▸ Data for the task:
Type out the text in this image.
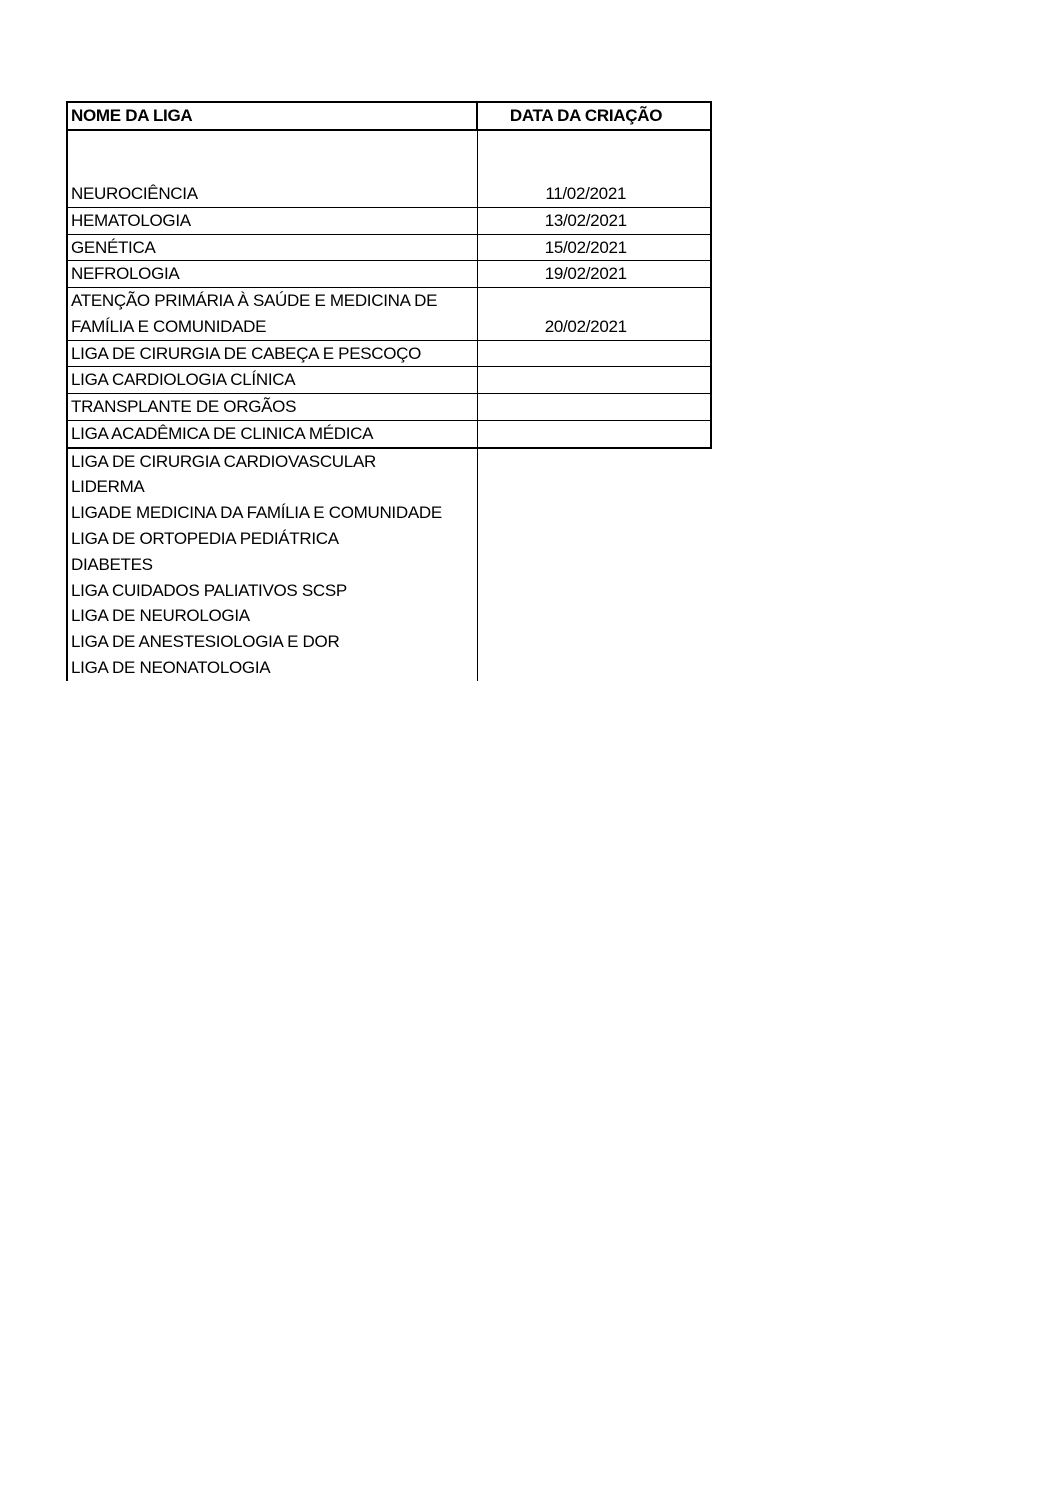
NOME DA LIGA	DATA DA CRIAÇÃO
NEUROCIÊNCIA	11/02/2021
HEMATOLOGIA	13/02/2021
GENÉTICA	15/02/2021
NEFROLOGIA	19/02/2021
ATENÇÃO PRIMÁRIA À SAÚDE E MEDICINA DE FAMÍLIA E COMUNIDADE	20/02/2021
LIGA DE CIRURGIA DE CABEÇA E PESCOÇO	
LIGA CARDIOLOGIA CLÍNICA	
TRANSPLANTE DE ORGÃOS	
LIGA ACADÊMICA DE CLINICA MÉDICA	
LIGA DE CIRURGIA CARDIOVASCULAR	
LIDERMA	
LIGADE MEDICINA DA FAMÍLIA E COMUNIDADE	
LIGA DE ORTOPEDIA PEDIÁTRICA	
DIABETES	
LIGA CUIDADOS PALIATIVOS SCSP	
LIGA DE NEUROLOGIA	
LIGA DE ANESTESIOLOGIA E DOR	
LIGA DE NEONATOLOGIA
==
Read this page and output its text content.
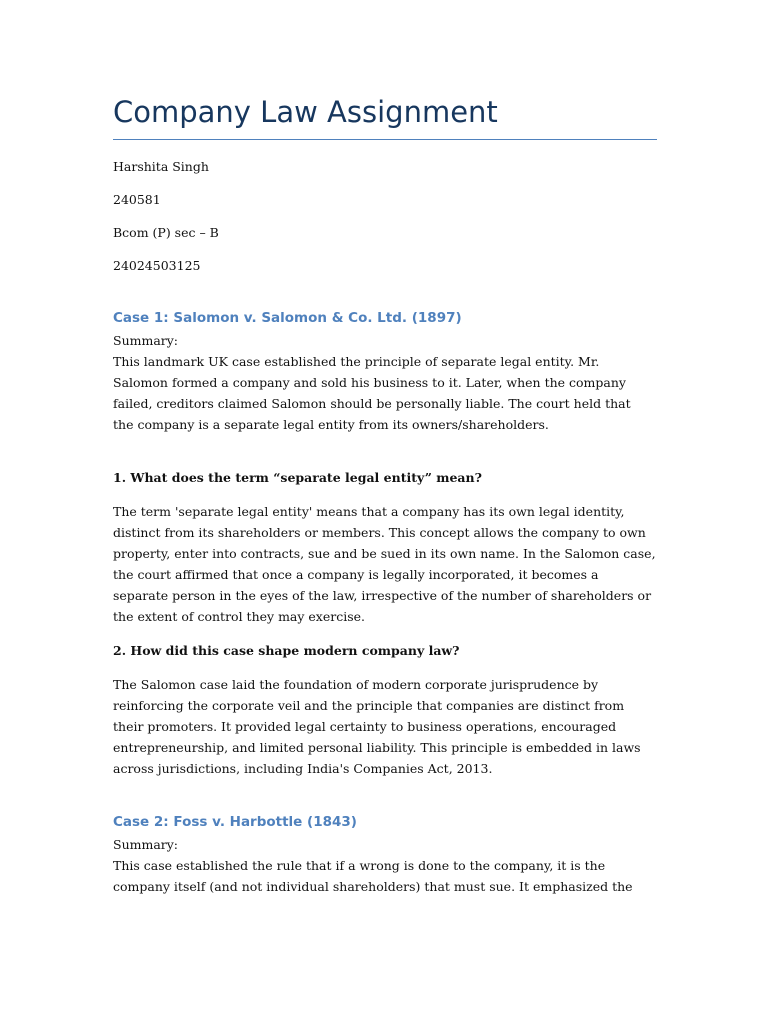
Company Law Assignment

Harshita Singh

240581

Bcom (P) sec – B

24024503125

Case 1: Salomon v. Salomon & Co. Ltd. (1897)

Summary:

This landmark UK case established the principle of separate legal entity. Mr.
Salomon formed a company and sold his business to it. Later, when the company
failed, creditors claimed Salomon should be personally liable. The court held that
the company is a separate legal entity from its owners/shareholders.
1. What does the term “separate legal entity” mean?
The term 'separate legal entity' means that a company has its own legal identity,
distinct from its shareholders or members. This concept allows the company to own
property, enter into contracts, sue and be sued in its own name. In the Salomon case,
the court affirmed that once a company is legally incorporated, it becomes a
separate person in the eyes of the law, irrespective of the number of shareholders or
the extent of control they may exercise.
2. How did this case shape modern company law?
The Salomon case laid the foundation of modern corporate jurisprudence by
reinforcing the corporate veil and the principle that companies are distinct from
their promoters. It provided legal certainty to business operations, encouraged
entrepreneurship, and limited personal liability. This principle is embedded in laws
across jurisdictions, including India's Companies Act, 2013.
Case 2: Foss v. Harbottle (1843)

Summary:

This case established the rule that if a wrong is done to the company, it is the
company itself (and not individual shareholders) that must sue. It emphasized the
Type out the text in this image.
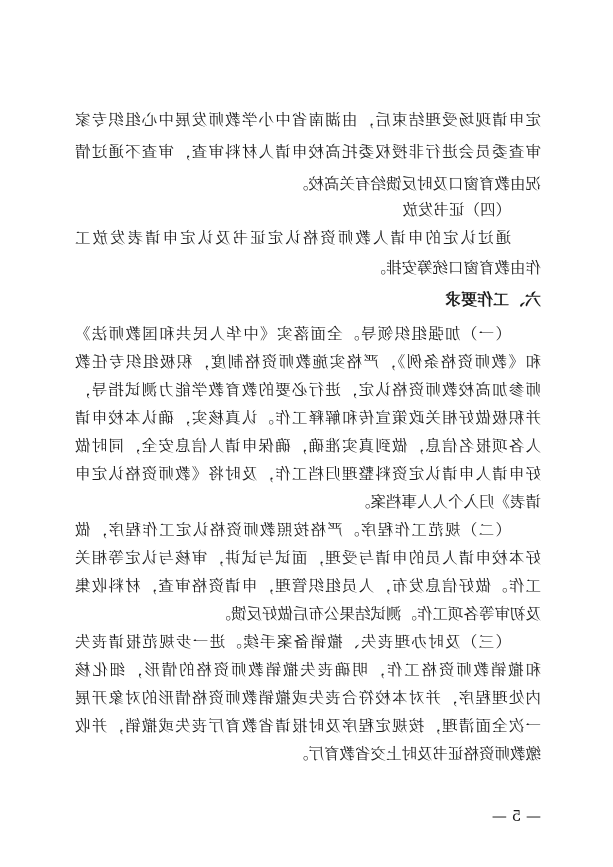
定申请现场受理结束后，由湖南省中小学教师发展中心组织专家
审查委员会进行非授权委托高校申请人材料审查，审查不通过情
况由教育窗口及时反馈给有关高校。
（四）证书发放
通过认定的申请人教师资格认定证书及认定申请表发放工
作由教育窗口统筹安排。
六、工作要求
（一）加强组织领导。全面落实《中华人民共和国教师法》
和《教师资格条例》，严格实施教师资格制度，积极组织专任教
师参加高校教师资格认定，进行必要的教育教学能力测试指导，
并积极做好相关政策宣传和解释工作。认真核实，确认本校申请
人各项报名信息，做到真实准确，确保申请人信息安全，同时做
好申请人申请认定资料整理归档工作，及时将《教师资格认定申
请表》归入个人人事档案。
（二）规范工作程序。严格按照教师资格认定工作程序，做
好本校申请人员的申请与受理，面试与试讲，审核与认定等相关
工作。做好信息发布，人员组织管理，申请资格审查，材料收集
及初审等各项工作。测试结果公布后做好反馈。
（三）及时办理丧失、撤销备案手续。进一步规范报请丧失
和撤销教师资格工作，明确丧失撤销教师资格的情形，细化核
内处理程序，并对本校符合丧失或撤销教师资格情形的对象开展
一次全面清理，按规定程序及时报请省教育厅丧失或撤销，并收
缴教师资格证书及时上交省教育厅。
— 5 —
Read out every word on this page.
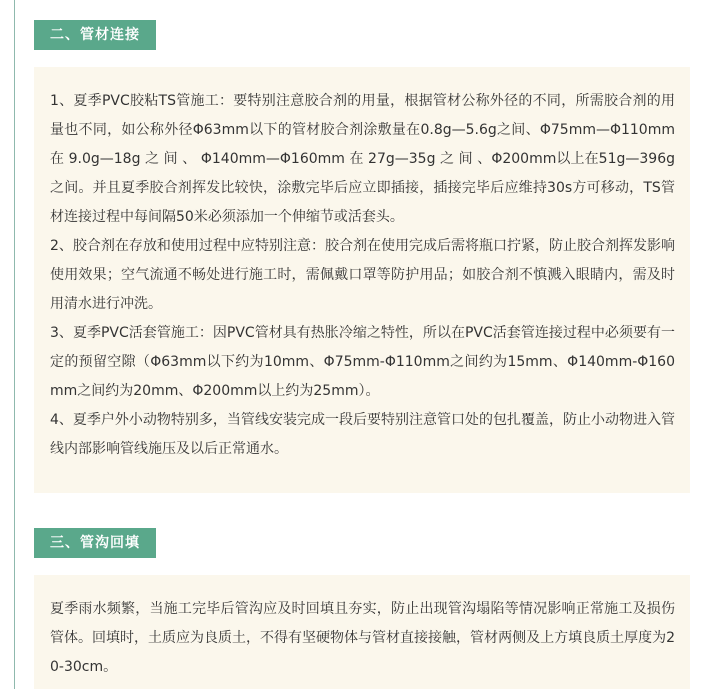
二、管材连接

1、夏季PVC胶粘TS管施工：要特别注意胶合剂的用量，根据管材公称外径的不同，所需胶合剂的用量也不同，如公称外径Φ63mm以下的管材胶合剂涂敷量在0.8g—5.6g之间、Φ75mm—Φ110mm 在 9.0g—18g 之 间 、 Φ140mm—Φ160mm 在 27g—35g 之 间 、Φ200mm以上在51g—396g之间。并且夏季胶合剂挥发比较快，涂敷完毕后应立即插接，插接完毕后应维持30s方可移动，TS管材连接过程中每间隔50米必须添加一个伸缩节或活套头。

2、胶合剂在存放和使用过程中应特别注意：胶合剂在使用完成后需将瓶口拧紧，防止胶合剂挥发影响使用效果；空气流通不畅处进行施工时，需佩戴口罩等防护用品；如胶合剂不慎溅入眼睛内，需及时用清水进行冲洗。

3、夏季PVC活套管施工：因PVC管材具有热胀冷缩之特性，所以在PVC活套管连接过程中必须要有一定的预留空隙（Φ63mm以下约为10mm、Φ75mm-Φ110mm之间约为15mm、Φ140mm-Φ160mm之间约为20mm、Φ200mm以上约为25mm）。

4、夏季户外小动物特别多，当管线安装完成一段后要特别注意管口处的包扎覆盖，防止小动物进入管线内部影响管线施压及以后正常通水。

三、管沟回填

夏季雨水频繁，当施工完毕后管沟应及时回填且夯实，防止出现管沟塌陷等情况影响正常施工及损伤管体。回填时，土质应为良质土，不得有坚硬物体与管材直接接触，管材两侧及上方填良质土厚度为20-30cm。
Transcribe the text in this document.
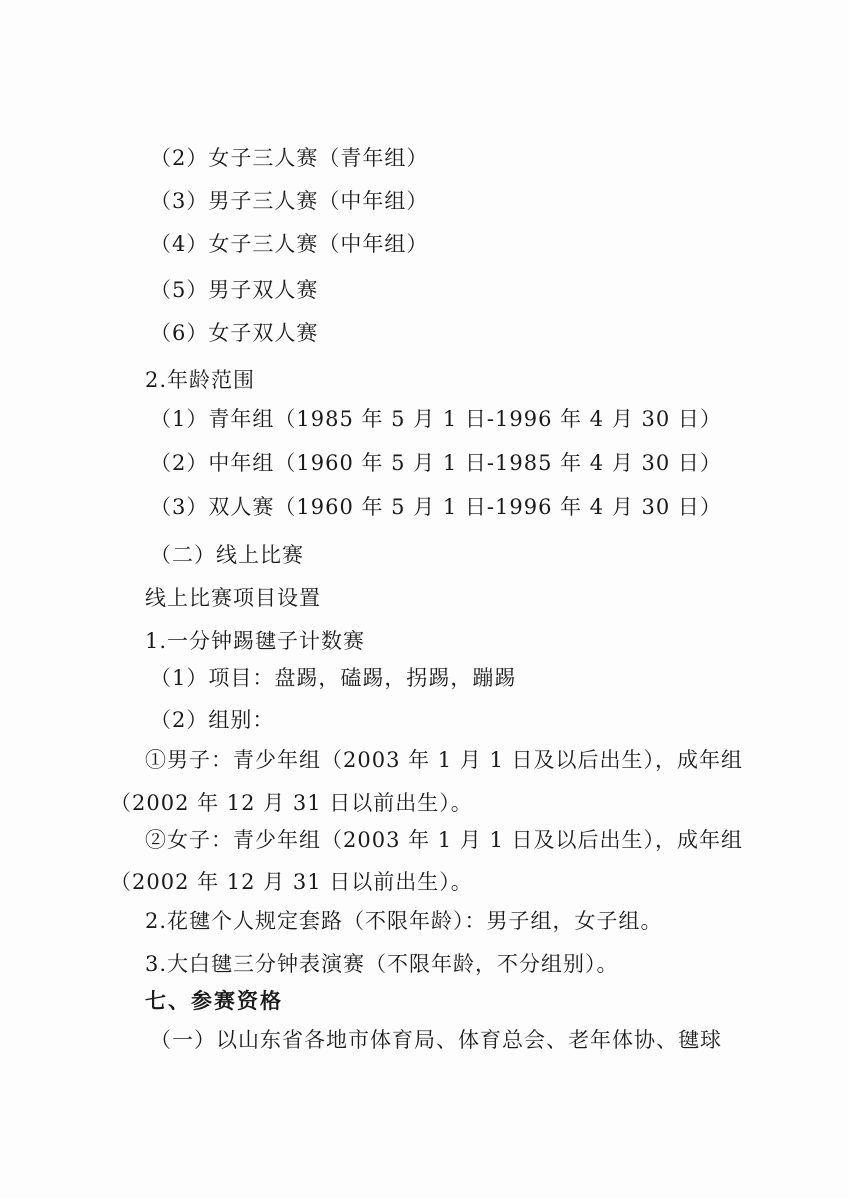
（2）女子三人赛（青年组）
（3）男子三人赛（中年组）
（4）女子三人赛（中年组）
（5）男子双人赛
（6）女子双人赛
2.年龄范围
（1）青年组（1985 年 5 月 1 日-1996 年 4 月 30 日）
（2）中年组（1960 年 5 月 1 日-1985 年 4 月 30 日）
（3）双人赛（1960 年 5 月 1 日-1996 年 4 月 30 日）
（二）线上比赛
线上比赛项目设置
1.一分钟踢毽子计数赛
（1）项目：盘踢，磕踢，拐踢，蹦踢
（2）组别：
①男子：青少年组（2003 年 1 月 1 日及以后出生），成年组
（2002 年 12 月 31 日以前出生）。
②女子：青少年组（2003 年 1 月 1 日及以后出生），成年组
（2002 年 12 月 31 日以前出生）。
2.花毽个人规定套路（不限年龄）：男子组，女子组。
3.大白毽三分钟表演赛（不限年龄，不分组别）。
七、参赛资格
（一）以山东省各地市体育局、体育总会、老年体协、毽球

▸ Instruction:
Copy and report every line where the word "text" is present.

▸ Solution:
Type out the text in this image.
Read this page and output its text content.
Type out the text in this image.
Transcribe the text in this document.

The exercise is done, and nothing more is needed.